■ **SHORT EXERCISE**: Produce the listing below again, exactly as shown.

··· THE RECORDS ···

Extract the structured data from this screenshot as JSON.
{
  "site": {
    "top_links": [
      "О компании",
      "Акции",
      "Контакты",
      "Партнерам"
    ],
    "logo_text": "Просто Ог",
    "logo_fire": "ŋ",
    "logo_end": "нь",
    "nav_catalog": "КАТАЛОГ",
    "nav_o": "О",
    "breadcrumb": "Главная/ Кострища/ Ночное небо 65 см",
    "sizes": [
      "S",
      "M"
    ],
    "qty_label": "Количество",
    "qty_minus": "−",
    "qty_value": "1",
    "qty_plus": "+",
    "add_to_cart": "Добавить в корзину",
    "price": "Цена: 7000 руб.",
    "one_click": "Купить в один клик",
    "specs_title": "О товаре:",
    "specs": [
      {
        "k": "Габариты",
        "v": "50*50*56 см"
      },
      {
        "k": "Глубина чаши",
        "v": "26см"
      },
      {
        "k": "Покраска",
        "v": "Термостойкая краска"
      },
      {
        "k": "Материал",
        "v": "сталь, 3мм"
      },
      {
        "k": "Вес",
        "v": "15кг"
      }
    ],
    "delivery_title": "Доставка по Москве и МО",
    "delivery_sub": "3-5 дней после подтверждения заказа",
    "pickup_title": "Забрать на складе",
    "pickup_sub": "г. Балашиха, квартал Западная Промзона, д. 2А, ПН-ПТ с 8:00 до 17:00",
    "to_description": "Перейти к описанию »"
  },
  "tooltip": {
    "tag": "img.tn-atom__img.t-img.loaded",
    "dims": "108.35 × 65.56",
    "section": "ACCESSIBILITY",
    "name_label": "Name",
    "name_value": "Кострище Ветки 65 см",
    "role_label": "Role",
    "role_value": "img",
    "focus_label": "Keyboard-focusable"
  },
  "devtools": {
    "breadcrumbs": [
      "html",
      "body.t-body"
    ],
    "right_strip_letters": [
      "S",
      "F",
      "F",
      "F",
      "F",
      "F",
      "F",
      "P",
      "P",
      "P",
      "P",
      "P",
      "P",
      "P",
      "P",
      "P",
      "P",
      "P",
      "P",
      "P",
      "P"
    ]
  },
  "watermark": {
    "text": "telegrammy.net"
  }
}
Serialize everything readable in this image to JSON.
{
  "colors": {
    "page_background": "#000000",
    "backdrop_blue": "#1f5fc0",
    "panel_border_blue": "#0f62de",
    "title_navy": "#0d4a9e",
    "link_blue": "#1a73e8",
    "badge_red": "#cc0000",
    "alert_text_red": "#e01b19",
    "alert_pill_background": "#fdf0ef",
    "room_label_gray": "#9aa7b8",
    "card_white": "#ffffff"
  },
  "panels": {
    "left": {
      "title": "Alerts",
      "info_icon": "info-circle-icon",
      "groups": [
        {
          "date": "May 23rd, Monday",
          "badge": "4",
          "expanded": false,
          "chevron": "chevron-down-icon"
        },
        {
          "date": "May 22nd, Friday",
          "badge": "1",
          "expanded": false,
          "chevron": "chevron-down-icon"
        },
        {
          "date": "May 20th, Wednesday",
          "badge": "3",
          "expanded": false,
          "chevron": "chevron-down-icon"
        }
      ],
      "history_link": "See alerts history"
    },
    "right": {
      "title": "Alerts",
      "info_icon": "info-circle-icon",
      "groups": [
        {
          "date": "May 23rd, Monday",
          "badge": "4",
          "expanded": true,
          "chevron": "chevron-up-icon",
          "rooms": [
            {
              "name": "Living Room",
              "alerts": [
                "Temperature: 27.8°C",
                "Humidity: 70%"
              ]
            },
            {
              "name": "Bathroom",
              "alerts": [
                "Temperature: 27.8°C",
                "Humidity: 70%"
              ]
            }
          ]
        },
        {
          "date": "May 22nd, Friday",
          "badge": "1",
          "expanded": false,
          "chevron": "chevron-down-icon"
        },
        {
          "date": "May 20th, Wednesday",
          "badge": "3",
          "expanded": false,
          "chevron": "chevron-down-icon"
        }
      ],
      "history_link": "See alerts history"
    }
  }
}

···

■ **PROBLEM SOLUTION**:
Extract the structured data from this screenshot as JSON.
{
  "site": {
    "top_links": [
      "О компании",
      "Акции",
      "Контакты",
      "Партнерам"
    ],
    "logo_text": "Просто Ог",
    "logo_fire": "ŋ",
    "logo_end": "нь",
    "nav_catalog": "КАТАЛОГ",
    "nav_o": "О",
    "breadcrumb": "Главная/ Кострища/ Ночное небо 65 см",
    "sizes": [
      "S",
      "M"
    ],
    "qty_label": "Количество",
    "qty_minus": "−",
    "qty_value": "1",
    "qty_plus": "+",
    "add_to_cart": "Добавить в корзину",
    "price": "Цена: 7000 руб.",
    "one_click": "Купить в один клик",
    "specs_title": "О товаре:",
    "specs": [
      {
        "k": "Габариты",
        "v": "50*50*56 см"
      },
      {
        "k": "Глубина чаши",
        "v": "26см"
      },
      {
        "k": "Покраска",
        "v": "Термостойкая краска"
      },
      {
        "k": "Материал",
        "v": "сталь, 3мм"
      },
      {
        "k": "Вес",
        "v": "15кг"
      }
    ],
    "delivery_title": "Доставка по Москве и МО",
    "delivery_sub": "3-5 дней после подтверждения заказа",
    "pickup_title": "Забрать на складе",
    "pickup_sub": "г. Балашиха, квартал Западная Промзона, д. 2А, ПН-ПТ с 8:00 до 17:00",
    "to_description": "Перейти к описанию »"
  },
  "tooltip": {
    "tag": "img.tn-atom__img.t-img.loaded",
    "dims": "108.35 × 65.56",
    "section": "ACCESSIBILITY",
    "name_label": "Name",
    "name_value": "Кострище Ветки 65 см",
    "role_label": "Role",
    "role_value": "img",
    "focus_label": "Keyboard-focusable"
  },
  "devtools": {
    "breadcrumbs": [
      "html",
      "body.t-body"
    ],
    "right_strip_letters": [
      "S",
      "F",
      "F",
      "F",
      "F",
      "F",
      "F",
      "P",
      "P",
      "P",
      "P",
      "P",
      "P",
      "P",
      "P",
      "P",
      "P",
      "P",
      "P",
      "P",
      "P"
    ]
  },
  "watermark": {
    "text": "telegrammy.net"
  }
}
Serialize everything readable in this image to JSON.
{
  "colors": {
    "page_background": "#000000",
    "backdrop_blue": "#1f5fc0",
    "panel_border_blue": "#0f62de",
    "title_navy": "#0d4a9e",
    "link_blue": "#1a73e8",
    "badge_red": "#cc0000",
    "alert_text_red": "#e01b19",
    "alert_pill_background": "#fdf0ef",
    "room_label_gray": "#9aa7b8",
    "card_white": "#ffffff"
  },
  "panels": {
    "left": {
      "title": "Alerts",
      "info_icon": "info-circle-icon",
      "groups": [
        {
          "date": "May 23rd, Monday",
          "badge": "4",
          "expanded": false,
          "chevron": "chevron-down-icon"
        },
        {
          "date": "May 22nd, Friday",
          "badge": "1",
          "expanded": false,
          "chevron": "chevron-down-icon"
        },
        {
          "date": "May 20th, Wednesday",
          "badge": "3",
          "expanded": false,
          "chevron": "chevron-down-icon"
        }
      ],
      "history_link": "See alerts history"
    },
    "right": {
      "title": "Alerts",
      "info_icon": "info-circle-icon",
      "groups": [
        {
          "date": "May 23rd, Monday",
          "badge": "4",
          "expanded": true,
          "chevron": "chevron-up-icon",
          "rooms": [
            {
              "name": "Living Room",
              "alerts": [
                "Temperature: 27.8°C",
                "Humidity: 70%"
              ]
            },
            {
              "name": "Bathroom",
              "alerts": [
                "Temperature: 27.8°C",
                "Humidity: 70%"
              ]
            }
          ]
        },
        {
          "date": "May 22nd, Friday",
          "badge": "1",
          "expanded": false,
          "chevron": "chevron-down-icon"
        },
        {
          "date": "May 20th, Wednesday",
          "badge": "3",
          "expanded": false,
          "chevron": "chevron-down-icon"
        }
      ],
      "history_link": "See alerts history"
    }
  }
}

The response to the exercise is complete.